Task prompt:
For every line in the data below that contains "this", copy the line.

Stored data
::::

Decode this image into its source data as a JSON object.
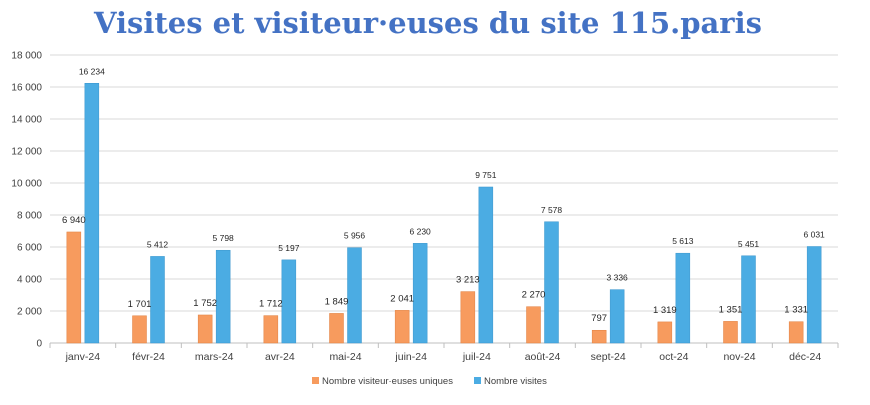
{
  "chart_data": {
    "type": "bar",
    "title": "Visites et visiteur·euses du site 115.paris",
    "xlabel": "",
    "ylabel": "",
    "categories": [
      "janv-24",
      "févr-24",
      "mars-24",
      "avr-24",
      "mai-24",
      "juin-24",
      "juil-24",
      "août-24",
      "sept-24",
      "oct-24",
      "nov-24",
      "déc-24"
    ],
    "series": [
      {
        "name": "Nombre visiteur·euses uniques",
        "color": "#F79B5E",
        "values": [
          6940,
          1701,
          1752,
          1712,
          1849,
          2041,
          3213,
          2270,
          797,
          1319,
          1351,
          1331
        ],
        "labels": [
          "6 940",
          "1 701",
          "1 752",
          "1 712",
          "1 849",
          "2 041",
          "3 213",
          "2 270",
          "797",
          "1 319",
          "1 351",
          "1 331"
        ]
      },
      {
        "name": "Nombre visites",
        "color": "#4BACE3",
        "values": [
          16234,
          5412,
          5798,
          5197,
          5956,
          6230,
          9751,
          7578,
          3336,
          5613,
          5451,
          6031
        ],
        "labels": [
          "16 234",
          "5 412",
          "5 798",
          "5 197",
          "5 956",
          "6 230",
          "9 751",
          "7 578",
          "3 336",
          "5 613",
          "5 451",
          "6 031"
        ]
      }
    ],
    "ylim": [
      0,
      18000
    ],
    "yticks": [
      "0",
      "2 000",
      "4 000",
      "6 000",
      "8 000",
      "10 000",
      "12 000",
      "14 000",
      "16 000",
      "18 000"
    ],
    "grid": true,
    "legend": "bottom"
  }
}
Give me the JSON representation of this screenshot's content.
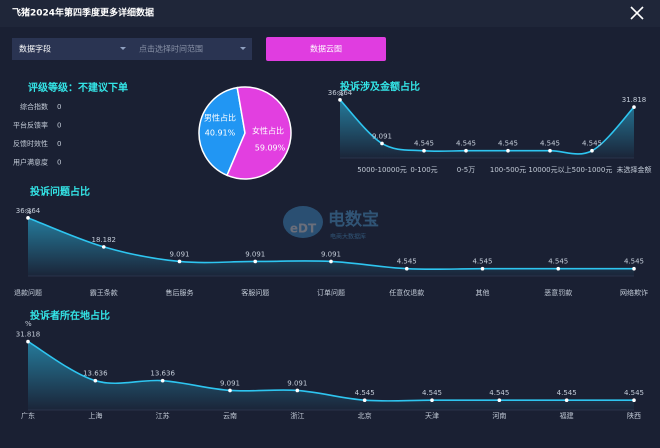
{
  "header": {
    "title": "飞猪2024年第四季度更多详细数据"
  },
  "controls": {
    "field": "数据字段",
    "date_placeholder": "点击选择时间范围",
    "button": "数据云图"
  },
  "rating": {
    "title": "评级等级：不建议下单",
    "items": [
      {
        "label": "综合指数",
        "value": 0
      },
      {
        "label": "平台反馈率",
        "value": 0
      },
      {
        "label": "反馈时效性",
        "value": 0
      },
      {
        "label": "用户满意度",
        "value": 0
      }
    ]
  },
  "watermark": {
    "logo": "eDT",
    "brand": "电数宝",
    "tagline": "电商大数据库"
  },
  "chart_data": [
    {
      "type": "pie",
      "categories": [
        "男性占比",
        "女性占比"
      ],
      "values": [
        40.91,
        59.09
      ],
      "value_labels": [
        "40.91%",
        "59.09%"
      ],
      "colors": [
        "#2196f3",
        "#e23fe0"
      ]
    },
    {
      "type": "line",
      "title": "投诉涉及金额占比",
      "y_label": "%",
      "categories": [
        null,
        "5000-10000元",
        "0-100元",
        "0-5万",
        "100-500元",
        "10000元以上",
        "500-1000元",
        "未选择金额"
      ],
      "values": [
        36.364,
        9.091,
        4.545,
        4.545,
        4.545,
        4.545,
        4.545,
        31.818
      ],
      "color": "#2ec5f0",
      "ylim": [
        0,
        40
      ]
    },
    {
      "type": "line",
      "title": "投诉问题占比",
      "y_label": "%",
      "categories": [
        "退款问题",
        "霸王条款",
        "售后服务",
        "客服问题",
        "订单问题",
        "任意仅退款",
        "其他",
        "恶意罚款",
        "网络欺诈"
      ],
      "values": [
        36.364,
        18.182,
        9.091,
        9.091,
        9.091,
        4.545,
        4.545,
        4.545,
        4.545
      ],
      "color": "#2ec5f0",
      "ylim": [
        0,
        40
      ]
    },
    {
      "type": "line",
      "title": "投诉者所在地占比",
      "y_label": "%",
      "categories": [
        "广东",
        "上海",
        "江苏",
        "云南",
        "浙江",
        "北京",
        "天津",
        "河南",
        "福建",
        "陕西"
      ],
      "values": [
        31.818,
        13.636,
        13.636,
        9.091,
        9.091,
        4.545,
        4.545,
        4.545,
        4.545,
        4.545
      ],
      "color": "#2ec5f0",
      "ylim": [
        0,
        40
      ]
    }
  ]
}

::::

Completed exercise:
Decode this image into its source data as a JSON object.
Give me the JSON representation of this screenshot's content.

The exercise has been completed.